Extracts from a graphics dataset
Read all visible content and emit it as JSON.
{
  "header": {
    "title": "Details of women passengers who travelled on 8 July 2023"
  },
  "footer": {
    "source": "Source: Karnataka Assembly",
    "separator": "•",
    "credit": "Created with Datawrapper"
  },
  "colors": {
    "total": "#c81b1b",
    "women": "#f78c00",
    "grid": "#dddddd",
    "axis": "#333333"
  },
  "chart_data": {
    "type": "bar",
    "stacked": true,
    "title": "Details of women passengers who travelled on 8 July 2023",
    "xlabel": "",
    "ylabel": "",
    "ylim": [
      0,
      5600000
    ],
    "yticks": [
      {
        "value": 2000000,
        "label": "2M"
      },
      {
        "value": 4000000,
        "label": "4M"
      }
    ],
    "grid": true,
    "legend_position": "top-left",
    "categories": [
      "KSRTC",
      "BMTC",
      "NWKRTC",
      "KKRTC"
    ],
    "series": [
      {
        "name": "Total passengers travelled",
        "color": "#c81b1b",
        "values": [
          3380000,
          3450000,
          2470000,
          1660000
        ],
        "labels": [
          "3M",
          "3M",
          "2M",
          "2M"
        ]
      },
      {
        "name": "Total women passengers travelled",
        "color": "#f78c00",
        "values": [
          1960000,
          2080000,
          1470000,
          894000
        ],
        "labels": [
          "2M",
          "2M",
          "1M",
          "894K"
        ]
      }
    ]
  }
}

The problem: Emit the full listing verbatim.

Answer for this exercise:
Read all visible content and emit it as JSON.
{
  "header": {
    "title": "Details of women passengers who travelled on 8 July 2023"
  },
  "footer": {
    "source": "Source: Karnataka Assembly",
    "separator": "•",
    "credit": "Created with Datawrapper"
  },
  "colors": {
    "total": "#c81b1b",
    "women": "#f78c00",
    "grid": "#dddddd",
    "axis": "#333333"
  },
  "chart_data": {
    "type": "bar",
    "stacked": true,
    "title": "Details of women passengers who travelled on 8 July 2023",
    "xlabel": "",
    "ylabel": "",
    "ylim": [
      0,
      5600000
    ],
    "yticks": [
      {
        "value": 2000000,
        "label": "2M"
      },
      {
        "value": 4000000,
        "label": "4M"
      }
    ],
    "grid": true,
    "legend_position": "top-left",
    "categories": [
      "KSRTC",
      "BMTC",
      "NWKRTC",
      "KKRTC"
    ],
    "series": [
      {
        "name": "Total passengers travelled",
        "color": "#c81b1b",
        "values": [
          3380000,
          3450000,
          2470000,
          1660000
        ],
        "labels": [
          "3M",
          "3M",
          "2M",
          "2M"
        ]
      },
      {
        "name": "Total women passengers travelled",
        "color": "#f78c00",
        "values": [
          1960000,
          2080000,
          1470000,
          894000
        ],
        "labels": [
          "2M",
          "2M",
          "1M",
          "894K"
        ]
      }
    ]
  }
}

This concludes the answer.